Rewrite the items below, putting "candle body" wherever "candle-body" appears and leaving everything else unchanged.

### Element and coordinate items
....................
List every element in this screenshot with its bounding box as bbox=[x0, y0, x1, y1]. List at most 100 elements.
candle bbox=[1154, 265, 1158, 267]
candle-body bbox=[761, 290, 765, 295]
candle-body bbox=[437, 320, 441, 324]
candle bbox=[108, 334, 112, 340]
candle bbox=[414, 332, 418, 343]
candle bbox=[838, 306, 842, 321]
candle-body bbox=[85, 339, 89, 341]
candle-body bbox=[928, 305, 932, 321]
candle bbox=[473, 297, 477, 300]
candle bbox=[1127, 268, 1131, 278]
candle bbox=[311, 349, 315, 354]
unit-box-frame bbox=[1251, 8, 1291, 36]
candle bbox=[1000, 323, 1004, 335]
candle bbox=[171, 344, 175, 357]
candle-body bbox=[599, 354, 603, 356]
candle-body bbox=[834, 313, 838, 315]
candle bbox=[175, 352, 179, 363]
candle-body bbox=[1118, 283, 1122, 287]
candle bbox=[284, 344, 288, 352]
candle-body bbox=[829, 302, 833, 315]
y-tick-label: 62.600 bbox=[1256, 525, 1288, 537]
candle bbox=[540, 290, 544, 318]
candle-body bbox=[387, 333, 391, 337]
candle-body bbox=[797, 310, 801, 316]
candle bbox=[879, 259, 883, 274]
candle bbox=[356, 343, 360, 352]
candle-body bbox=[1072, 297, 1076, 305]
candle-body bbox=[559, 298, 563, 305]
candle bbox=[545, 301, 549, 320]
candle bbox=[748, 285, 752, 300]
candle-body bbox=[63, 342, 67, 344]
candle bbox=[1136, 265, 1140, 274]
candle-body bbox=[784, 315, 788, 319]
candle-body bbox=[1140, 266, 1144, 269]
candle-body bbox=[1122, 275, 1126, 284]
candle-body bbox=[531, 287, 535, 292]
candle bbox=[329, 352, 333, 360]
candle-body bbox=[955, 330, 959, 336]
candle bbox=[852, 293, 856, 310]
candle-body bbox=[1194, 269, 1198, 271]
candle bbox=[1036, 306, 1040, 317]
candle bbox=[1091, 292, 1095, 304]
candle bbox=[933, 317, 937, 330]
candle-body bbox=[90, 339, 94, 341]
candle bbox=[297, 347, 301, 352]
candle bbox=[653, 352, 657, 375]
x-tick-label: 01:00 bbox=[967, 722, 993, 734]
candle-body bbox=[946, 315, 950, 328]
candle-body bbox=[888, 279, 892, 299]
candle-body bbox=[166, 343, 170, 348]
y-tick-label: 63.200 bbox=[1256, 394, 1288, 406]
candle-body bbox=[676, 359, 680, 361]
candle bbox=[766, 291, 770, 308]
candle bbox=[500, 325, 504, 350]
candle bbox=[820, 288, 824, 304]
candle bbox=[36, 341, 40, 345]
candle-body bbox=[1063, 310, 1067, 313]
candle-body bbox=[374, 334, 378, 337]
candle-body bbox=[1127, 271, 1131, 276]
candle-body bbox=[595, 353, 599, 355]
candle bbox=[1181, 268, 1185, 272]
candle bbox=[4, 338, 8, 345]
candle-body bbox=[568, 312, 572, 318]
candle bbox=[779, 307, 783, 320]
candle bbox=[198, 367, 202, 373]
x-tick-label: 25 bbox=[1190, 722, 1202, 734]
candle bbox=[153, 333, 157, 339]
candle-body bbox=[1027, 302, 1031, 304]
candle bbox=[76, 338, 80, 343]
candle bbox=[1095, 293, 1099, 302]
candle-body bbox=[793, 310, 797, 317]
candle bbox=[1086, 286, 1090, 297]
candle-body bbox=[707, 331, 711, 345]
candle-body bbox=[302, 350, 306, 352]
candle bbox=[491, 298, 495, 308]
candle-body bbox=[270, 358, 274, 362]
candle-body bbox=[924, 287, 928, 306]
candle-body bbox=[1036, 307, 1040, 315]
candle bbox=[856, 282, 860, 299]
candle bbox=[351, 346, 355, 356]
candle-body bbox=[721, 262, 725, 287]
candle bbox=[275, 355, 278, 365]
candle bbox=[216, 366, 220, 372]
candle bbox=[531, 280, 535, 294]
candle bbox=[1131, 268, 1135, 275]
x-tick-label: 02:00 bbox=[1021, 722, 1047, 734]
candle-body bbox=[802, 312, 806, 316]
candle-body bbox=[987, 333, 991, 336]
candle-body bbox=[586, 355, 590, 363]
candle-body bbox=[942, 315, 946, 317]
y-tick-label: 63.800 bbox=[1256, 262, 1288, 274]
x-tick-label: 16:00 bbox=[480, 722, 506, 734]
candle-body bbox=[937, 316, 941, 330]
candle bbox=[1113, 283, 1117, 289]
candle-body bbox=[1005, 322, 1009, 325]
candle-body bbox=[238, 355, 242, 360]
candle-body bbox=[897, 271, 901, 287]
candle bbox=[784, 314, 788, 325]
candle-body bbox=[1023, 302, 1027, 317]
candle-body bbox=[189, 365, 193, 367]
....................
### Answer to this exercise
List every element in this screenshot with its bounding box as bbox=[x0, y0, x1, y1]. List at most 100 elements.
candle bbox=[1154, 265, 1158, 267]
candle body bbox=[761, 290, 765, 295]
candle body bbox=[437, 320, 441, 324]
candle bbox=[108, 334, 112, 340]
candle bbox=[414, 332, 418, 343]
candle bbox=[838, 306, 842, 321]
candle body bbox=[85, 339, 89, 341]
candle body bbox=[928, 305, 932, 321]
candle bbox=[473, 297, 477, 300]
candle bbox=[1127, 268, 1131, 278]
candle bbox=[311, 349, 315, 354]
unit-box-frame bbox=[1251, 8, 1291, 36]
candle bbox=[1000, 323, 1004, 335]
candle bbox=[171, 344, 175, 357]
candle body bbox=[599, 354, 603, 356]
candle body bbox=[834, 313, 838, 315]
candle bbox=[175, 352, 179, 363]
candle body bbox=[1118, 283, 1122, 287]
candle bbox=[284, 344, 288, 352]
candle body bbox=[829, 302, 833, 315]
y-tick-label: 62.600 bbox=[1256, 525, 1288, 537]
candle bbox=[540, 290, 544, 318]
candle body bbox=[387, 333, 391, 337]
candle body bbox=[797, 310, 801, 316]
candle bbox=[879, 259, 883, 274]
candle bbox=[356, 343, 360, 352]
candle body bbox=[1072, 297, 1076, 305]
candle body bbox=[559, 298, 563, 305]
candle bbox=[545, 301, 549, 320]
candle bbox=[748, 285, 752, 300]
candle body bbox=[63, 342, 67, 344]
candle bbox=[1136, 265, 1140, 274]
candle body bbox=[784, 315, 788, 319]
candle body bbox=[1140, 266, 1144, 269]
candle body bbox=[1122, 275, 1126, 284]
candle body bbox=[531, 287, 535, 292]
candle bbox=[329, 352, 333, 360]
candle body bbox=[955, 330, 959, 336]
candle bbox=[852, 293, 856, 310]
candle body bbox=[1194, 269, 1198, 271]
candle bbox=[1036, 306, 1040, 317]
candle bbox=[1091, 292, 1095, 304]
candle bbox=[933, 317, 937, 330]
candle body bbox=[90, 339, 94, 341]
candle bbox=[297, 347, 301, 352]
candle bbox=[653, 352, 657, 375]
x-tick-label: 01:00 bbox=[967, 722, 993, 734]
candle body bbox=[946, 315, 950, 328]
candle body bbox=[888, 279, 892, 299]
candle body bbox=[166, 343, 170, 348]
y-tick-label: 63.200 bbox=[1256, 394, 1288, 406]
candle body bbox=[676, 359, 680, 361]
candle bbox=[766, 291, 770, 308]
candle bbox=[500, 325, 504, 350]
candle bbox=[820, 288, 824, 304]
candle bbox=[36, 341, 40, 345]
candle body bbox=[1063, 310, 1067, 313]
candle body bbox=[374, 334, 378, 337]
candle body bbox=[1127, 271, 1131, 276]
candle body bbox=[595, 353, 599, 355]
candle bbox=[1181, 268, 1185, 272]
candle bbox=[4, 338, 8, 345]
candle body bbox=[568, 312, 572, 318]
candle bbox=[779, 307, 783, 320]
candle bbox=[198, 367, 202, 373]
x-tick-label: 25 bbox=[1190, 722, 1202, 734]
candle bbox=[153, 333, 157, 339]
candle body bbox=[1027, 302, 1031, 304]
candle bbox=[76, 338, 80, 343]
candle bbox=[1095, 293, 1099, 302]
candle body bbox=[793, 310, 797, 317]
candle bbox=[1086, 286, 1090, 297]
candle body bbox=[707, 331, 711, 345]
candle body bbox=[302, 350, 306, 352]
candle bbox=[491, 298, 495, 308]
candle body bbox=[270, 358, 274, 362]
candle body bbox=[924, 287, 928, 306]
candle body bbox=[1036, 307, 1040, 315]
candle bbox=[856, 282, 860, 299]
candle bbox=[351, 346, 355, 356]
candle body bbox=[721, 262, 725, 287]
candle bbox=[275, 355, 278, 365]
candle bbox=[216, 366, 220, 372]
candle bbox=[531, 280, 535, 294]
candle bbox=[1131, 268, 1135, 275]
x-tick-label: 02:00 bbox=[1021, 722, 1047, 734]
candle body bbox=[802, 312, 806, 316]
candle body bbox=[987, 333, 991, 336]
candle body bbox=[586, 355, 590, 363]
candle body bbox=[942, 315, 946, 317]
y-tick-label: 63.800 bbox=[1256, 262, 1288, 274]
x-tick-label: 16:00 bbox=[480, 722, 506, 734]
candle body bbox=[937, 316, 941, 330]
candle bbox=[1113, 283, 1117, 289]
candle body bbox=[1005, 322, 1009, 325]
candle body bbox=[238, 355, 242, 360]
candle body bbox=[897, 271, 901, 287]
candle bbox=[784, 314, 788, 325]
candle body bbox=[1023, 302, 1027, 317]
candle body bbox=[189, 365, 193, 367]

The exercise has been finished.